Quote everything from the start of the records down to the line that contains "right-sleeve <box>540 185 611 345</box>", including that line.

Supplied records:
§
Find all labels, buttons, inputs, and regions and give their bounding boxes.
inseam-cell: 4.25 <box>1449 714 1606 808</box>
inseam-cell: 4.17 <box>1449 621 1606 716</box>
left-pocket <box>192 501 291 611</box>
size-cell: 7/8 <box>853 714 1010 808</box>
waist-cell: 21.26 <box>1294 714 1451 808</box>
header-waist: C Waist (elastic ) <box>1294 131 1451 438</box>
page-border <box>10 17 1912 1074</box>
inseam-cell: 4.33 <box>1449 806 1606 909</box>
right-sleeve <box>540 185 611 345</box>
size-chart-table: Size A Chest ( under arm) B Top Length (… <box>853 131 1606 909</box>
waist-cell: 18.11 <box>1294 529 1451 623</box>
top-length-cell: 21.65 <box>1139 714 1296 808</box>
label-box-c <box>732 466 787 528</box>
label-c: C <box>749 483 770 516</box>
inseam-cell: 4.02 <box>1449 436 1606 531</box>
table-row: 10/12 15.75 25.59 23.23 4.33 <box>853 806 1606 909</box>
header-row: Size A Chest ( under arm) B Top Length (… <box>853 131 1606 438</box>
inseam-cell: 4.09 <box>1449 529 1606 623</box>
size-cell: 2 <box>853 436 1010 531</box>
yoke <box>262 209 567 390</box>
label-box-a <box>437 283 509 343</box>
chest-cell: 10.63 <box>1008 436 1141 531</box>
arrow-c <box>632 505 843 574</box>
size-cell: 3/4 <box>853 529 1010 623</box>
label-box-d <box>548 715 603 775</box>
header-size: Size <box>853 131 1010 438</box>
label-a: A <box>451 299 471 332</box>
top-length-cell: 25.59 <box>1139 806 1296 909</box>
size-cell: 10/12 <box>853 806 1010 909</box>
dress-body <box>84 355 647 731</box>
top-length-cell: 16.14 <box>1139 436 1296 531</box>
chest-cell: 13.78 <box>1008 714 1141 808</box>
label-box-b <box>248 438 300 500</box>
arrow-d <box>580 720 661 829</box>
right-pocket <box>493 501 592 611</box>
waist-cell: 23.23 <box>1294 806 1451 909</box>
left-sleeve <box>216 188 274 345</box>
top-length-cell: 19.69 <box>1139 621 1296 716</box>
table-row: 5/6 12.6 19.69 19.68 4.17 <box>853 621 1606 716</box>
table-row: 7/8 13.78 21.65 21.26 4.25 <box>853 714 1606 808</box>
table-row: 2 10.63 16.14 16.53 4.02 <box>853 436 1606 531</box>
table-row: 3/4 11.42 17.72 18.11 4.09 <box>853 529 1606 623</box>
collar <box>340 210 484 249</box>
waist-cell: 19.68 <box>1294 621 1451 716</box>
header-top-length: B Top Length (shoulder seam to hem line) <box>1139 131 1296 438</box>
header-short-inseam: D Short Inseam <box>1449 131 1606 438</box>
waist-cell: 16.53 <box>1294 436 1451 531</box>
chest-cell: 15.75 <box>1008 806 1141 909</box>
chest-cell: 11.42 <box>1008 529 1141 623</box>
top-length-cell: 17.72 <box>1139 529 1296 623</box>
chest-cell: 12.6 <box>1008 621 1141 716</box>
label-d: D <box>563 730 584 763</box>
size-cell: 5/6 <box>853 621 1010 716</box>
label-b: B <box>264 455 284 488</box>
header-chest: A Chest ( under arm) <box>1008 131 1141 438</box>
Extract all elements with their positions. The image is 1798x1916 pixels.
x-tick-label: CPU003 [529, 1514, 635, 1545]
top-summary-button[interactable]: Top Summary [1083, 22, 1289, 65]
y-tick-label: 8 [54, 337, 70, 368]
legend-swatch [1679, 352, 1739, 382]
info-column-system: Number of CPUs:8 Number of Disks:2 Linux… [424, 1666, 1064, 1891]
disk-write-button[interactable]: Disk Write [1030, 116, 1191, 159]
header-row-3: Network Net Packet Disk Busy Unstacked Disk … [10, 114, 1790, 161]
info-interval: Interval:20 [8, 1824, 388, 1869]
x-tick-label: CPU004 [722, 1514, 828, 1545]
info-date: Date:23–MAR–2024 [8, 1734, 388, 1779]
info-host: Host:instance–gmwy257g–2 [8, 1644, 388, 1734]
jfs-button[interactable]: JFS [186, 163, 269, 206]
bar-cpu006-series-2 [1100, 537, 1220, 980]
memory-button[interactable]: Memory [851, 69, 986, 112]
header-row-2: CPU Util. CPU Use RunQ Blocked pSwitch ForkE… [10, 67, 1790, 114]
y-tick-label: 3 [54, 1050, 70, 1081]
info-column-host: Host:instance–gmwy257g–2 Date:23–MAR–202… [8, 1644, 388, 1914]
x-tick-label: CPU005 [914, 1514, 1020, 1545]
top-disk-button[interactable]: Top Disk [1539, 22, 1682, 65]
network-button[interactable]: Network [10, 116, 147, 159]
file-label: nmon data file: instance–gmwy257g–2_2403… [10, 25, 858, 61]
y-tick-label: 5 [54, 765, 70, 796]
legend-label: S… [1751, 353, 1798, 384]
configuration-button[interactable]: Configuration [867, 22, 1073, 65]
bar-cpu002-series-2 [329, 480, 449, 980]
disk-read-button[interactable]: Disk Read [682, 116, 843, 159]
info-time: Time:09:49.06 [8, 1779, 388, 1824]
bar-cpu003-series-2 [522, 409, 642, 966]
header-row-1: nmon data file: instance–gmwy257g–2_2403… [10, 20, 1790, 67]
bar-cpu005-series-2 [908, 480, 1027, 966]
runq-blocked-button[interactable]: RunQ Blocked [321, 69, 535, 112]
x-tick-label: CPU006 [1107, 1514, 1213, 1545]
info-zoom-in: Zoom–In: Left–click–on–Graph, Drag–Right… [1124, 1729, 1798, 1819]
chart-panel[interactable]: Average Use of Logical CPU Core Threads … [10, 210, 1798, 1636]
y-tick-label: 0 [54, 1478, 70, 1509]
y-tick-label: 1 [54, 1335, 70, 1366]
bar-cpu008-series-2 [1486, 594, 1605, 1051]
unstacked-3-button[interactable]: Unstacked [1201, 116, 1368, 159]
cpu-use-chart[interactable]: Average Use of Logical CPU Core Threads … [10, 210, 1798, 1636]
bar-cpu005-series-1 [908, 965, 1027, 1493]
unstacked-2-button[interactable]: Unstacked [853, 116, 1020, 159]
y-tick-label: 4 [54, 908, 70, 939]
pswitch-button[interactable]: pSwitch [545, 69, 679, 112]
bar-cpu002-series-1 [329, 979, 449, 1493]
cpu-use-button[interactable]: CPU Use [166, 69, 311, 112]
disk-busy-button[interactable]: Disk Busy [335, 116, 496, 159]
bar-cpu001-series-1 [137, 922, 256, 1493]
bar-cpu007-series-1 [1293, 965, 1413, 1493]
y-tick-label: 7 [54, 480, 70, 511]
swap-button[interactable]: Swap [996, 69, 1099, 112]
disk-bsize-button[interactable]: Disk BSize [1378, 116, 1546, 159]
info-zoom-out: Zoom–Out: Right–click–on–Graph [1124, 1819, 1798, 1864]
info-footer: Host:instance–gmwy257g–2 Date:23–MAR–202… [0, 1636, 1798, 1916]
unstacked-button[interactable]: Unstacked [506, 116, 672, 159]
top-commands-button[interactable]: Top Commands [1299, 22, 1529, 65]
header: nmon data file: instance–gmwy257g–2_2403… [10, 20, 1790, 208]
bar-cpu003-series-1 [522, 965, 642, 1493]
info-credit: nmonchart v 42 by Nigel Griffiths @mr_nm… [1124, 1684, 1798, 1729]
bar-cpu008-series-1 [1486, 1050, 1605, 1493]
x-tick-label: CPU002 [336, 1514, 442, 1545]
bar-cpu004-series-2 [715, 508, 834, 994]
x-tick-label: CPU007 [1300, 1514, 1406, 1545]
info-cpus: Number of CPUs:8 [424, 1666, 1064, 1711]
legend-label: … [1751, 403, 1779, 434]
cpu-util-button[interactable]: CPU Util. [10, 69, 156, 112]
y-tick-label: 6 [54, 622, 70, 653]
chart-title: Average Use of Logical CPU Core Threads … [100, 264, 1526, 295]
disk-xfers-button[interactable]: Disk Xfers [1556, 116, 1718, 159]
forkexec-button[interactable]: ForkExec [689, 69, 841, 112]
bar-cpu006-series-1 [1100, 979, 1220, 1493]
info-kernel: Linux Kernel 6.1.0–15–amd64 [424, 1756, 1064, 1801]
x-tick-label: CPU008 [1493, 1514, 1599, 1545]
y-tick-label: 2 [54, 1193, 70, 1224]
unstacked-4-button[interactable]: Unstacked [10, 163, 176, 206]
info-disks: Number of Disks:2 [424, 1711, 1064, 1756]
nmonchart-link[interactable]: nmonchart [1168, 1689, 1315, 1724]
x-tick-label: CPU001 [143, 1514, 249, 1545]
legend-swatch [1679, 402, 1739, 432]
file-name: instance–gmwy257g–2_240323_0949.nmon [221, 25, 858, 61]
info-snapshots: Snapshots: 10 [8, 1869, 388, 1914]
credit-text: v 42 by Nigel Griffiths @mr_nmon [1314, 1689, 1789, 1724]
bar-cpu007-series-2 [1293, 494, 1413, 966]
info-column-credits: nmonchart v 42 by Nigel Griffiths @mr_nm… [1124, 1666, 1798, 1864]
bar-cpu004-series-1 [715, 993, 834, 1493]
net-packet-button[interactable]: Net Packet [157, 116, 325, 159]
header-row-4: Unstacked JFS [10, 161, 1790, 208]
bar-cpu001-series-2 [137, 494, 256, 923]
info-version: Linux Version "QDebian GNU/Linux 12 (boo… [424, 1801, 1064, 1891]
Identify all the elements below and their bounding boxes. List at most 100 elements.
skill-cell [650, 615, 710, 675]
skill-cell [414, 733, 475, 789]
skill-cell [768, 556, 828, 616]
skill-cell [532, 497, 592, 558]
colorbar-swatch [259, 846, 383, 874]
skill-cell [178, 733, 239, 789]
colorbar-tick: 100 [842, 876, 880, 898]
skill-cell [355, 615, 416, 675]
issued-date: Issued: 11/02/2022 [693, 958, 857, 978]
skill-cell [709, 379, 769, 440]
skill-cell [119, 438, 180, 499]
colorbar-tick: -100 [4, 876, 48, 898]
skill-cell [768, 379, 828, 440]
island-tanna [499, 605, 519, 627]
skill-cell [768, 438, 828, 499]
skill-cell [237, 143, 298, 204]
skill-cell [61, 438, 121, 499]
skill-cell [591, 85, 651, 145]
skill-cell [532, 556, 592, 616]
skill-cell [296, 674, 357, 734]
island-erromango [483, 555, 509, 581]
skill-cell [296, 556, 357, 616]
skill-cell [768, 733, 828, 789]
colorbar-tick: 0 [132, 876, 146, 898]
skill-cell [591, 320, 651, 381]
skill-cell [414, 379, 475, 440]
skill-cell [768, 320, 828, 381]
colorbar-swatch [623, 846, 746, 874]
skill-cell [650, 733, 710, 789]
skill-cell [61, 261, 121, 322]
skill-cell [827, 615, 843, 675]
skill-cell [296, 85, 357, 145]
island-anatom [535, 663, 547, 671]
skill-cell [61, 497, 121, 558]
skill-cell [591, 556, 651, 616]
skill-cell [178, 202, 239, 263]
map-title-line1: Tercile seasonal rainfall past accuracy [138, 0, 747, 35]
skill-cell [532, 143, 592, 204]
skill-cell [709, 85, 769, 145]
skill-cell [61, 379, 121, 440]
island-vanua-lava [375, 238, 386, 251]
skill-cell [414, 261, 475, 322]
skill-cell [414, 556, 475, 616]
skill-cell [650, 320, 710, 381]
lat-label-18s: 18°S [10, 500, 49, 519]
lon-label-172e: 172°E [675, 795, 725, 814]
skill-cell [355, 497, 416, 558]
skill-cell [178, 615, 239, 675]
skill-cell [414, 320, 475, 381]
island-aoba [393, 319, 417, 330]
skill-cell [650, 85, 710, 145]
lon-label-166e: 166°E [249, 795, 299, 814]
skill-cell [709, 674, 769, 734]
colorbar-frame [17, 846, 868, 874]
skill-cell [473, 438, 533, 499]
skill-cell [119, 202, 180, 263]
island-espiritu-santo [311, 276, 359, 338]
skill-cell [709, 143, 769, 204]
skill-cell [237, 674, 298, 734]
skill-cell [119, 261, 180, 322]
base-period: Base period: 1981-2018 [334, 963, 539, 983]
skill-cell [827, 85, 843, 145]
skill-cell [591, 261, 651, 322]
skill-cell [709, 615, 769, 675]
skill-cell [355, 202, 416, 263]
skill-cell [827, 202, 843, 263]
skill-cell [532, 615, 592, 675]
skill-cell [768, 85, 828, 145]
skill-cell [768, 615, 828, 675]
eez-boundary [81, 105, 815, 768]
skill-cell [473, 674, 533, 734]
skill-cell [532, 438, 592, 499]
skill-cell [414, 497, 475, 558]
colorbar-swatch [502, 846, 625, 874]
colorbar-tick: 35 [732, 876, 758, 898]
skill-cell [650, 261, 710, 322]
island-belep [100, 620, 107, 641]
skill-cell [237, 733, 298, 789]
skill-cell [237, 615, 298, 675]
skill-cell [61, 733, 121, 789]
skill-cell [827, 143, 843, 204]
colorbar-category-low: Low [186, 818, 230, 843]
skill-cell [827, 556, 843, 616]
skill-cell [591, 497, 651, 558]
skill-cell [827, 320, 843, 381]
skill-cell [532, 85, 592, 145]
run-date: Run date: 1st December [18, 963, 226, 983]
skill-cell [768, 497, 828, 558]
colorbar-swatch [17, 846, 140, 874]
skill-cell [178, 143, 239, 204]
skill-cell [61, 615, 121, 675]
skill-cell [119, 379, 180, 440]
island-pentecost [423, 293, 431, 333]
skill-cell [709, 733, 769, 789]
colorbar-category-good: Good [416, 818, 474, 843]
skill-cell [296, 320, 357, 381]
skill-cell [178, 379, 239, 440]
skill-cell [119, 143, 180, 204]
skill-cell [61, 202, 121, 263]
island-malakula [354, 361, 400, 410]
§
Response below:
Find all labels, buttons, inputs, and regions and give their bounding boxes.
inseam-cell: 4.25 <box>1449 714 1606 808</box>
inseam-cell: 4.17 <box>1449 621 1606 716</box>
left-pocket <box>192 501 291 611</box>
size-cell: 7/8 <box>853 714 1010 808</box>
waist-cell: 21.26 <box>1294 714 1451 808</box>
header-waist: C Waist (elastic ) <box>1294 131 1451 438</box>
page-border <box>10 17 1912 1074</box>
inseam-cell: 4.33 <box>1449 806 1606 909</box>
right-sleeve <box>540 185 611 345</box>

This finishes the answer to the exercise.